#### LISTED RECORDS ####

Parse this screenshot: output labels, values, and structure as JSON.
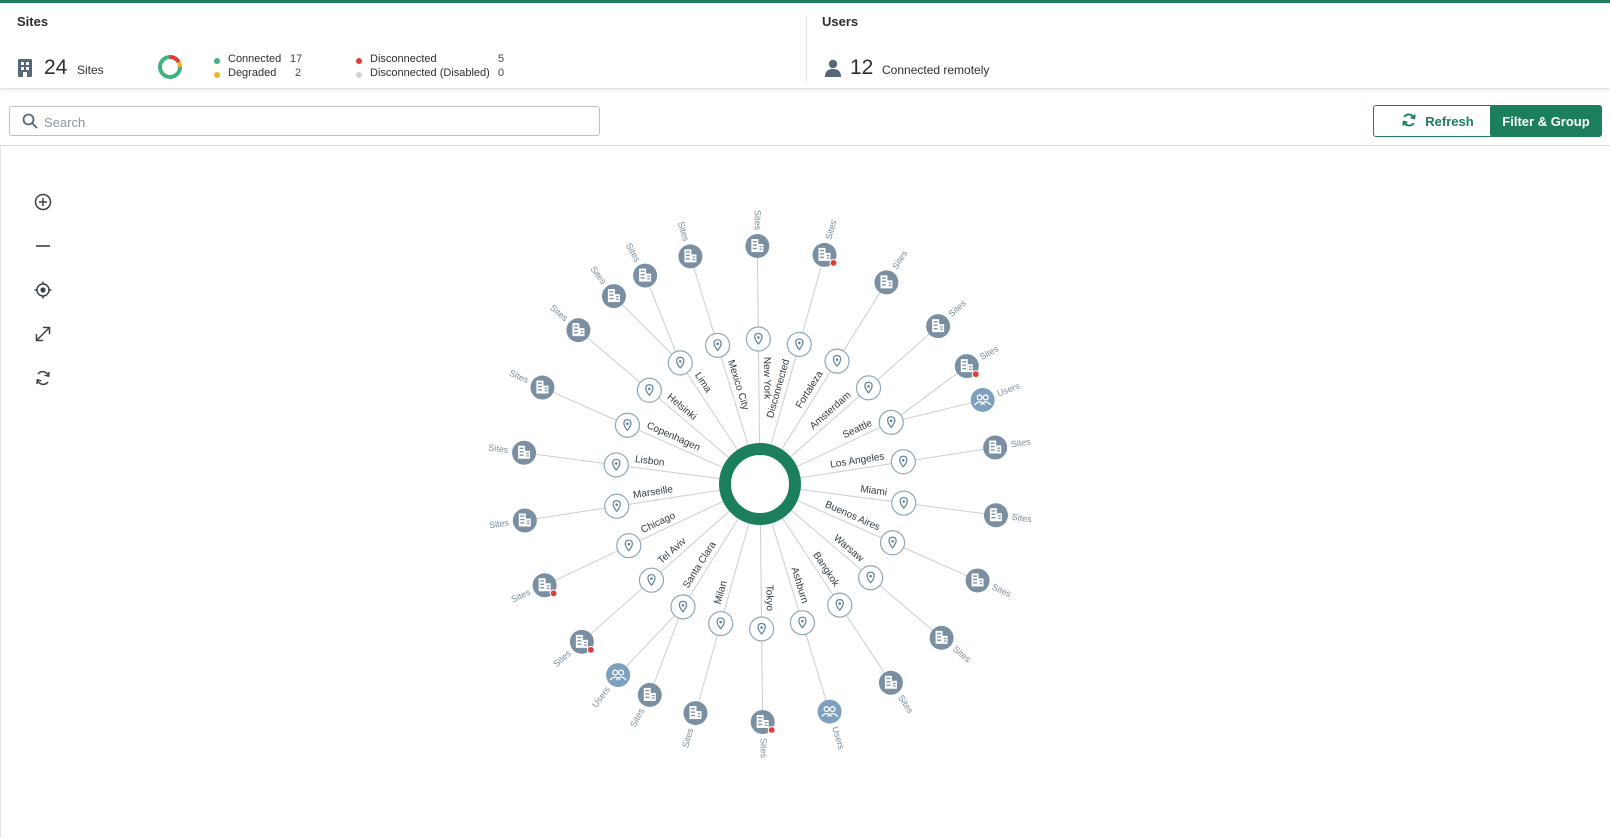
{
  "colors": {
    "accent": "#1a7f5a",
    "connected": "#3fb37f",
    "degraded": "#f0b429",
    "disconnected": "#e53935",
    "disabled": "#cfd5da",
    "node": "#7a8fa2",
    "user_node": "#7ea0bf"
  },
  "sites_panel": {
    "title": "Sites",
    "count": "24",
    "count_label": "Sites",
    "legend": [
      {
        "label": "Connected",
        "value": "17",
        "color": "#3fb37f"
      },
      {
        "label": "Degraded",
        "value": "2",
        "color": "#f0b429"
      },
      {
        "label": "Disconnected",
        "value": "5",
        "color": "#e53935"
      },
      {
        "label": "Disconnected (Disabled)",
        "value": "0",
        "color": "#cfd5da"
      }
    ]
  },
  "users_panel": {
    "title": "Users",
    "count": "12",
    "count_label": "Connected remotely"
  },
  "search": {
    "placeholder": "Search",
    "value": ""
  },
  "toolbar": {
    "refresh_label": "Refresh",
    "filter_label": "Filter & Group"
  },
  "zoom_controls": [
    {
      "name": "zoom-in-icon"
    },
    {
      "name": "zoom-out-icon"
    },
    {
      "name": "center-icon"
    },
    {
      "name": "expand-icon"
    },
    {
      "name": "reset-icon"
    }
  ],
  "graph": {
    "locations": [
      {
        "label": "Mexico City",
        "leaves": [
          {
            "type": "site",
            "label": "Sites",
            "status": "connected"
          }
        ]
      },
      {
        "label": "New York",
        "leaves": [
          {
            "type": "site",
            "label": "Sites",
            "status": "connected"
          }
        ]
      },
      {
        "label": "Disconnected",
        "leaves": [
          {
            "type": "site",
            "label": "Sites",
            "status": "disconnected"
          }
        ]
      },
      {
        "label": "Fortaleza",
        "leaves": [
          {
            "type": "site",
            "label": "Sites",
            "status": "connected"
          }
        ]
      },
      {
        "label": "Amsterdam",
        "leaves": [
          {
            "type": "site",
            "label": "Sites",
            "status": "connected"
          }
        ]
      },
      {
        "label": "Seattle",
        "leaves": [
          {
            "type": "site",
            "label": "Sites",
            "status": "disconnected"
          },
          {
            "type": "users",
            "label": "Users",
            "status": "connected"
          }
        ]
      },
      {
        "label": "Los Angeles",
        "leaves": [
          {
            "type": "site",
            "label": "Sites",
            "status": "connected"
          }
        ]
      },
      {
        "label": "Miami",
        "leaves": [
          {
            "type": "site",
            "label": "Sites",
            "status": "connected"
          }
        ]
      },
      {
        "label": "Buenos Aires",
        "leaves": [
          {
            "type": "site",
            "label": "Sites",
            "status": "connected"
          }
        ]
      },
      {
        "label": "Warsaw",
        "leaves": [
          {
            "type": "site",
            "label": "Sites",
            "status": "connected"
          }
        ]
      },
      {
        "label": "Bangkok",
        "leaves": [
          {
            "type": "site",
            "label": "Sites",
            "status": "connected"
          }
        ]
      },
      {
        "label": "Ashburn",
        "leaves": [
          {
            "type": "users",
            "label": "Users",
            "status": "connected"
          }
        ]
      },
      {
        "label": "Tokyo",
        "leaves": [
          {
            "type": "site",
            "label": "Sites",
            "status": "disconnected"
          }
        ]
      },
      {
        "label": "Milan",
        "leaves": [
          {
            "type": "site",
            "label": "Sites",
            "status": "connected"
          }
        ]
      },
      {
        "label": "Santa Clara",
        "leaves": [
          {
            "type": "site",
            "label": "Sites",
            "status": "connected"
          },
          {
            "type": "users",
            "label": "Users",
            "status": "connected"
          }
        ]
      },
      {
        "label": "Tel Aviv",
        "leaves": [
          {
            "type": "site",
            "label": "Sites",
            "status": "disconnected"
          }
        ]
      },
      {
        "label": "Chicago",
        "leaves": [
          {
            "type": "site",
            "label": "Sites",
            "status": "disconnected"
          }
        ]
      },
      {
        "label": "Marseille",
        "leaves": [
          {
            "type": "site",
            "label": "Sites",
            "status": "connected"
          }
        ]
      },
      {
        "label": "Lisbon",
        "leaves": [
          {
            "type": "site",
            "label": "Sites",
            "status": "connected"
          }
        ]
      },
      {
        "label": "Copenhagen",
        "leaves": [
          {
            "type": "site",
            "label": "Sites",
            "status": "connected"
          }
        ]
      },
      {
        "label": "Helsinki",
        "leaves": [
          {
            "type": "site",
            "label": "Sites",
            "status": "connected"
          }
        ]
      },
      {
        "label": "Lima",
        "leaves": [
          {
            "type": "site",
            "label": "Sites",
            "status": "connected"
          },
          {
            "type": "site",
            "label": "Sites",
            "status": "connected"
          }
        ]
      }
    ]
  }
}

####
#### LISTED RECORDS ####

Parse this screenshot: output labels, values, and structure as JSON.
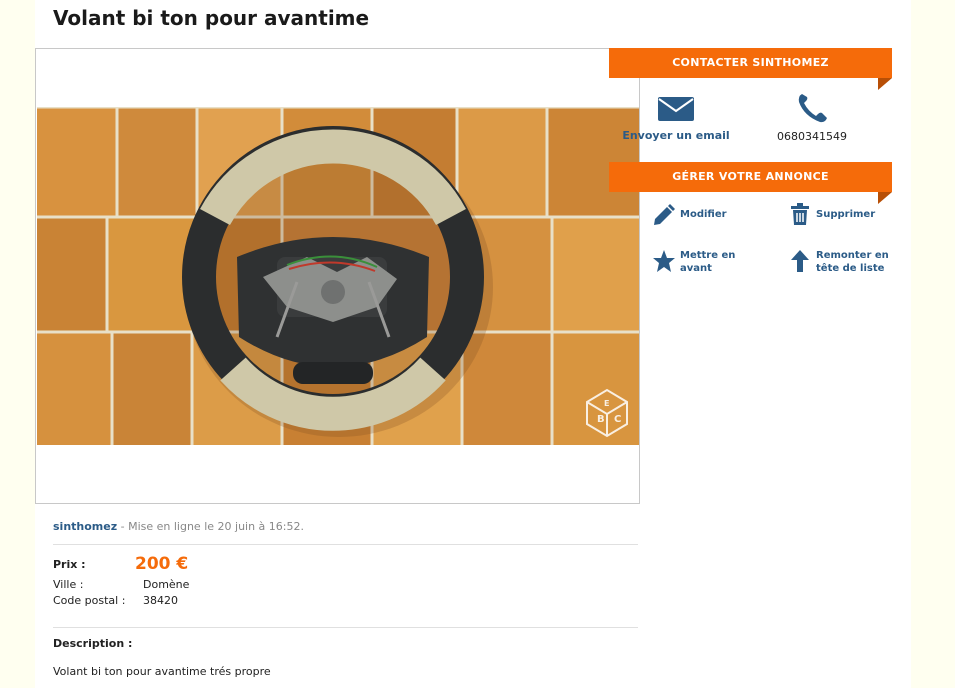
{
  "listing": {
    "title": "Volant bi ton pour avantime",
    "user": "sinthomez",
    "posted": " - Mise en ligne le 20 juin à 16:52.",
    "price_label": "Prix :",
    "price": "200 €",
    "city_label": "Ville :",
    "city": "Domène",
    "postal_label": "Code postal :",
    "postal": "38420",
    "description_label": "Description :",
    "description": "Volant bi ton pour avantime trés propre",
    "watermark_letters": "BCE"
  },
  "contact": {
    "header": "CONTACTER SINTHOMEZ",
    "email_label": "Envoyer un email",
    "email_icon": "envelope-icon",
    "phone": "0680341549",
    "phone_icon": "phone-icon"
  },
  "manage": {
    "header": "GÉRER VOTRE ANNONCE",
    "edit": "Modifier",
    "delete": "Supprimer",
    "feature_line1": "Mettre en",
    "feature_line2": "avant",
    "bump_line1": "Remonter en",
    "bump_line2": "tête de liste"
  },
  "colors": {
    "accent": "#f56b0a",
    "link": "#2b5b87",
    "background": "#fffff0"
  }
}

####

» **PROBLEM DESCRIPTION**
Filter the listing for the word "postal" and copy every line that holds it.

» **WRITTEN SOLUTION**
    "postal_label": "Code postal :",
    "postal": "38420",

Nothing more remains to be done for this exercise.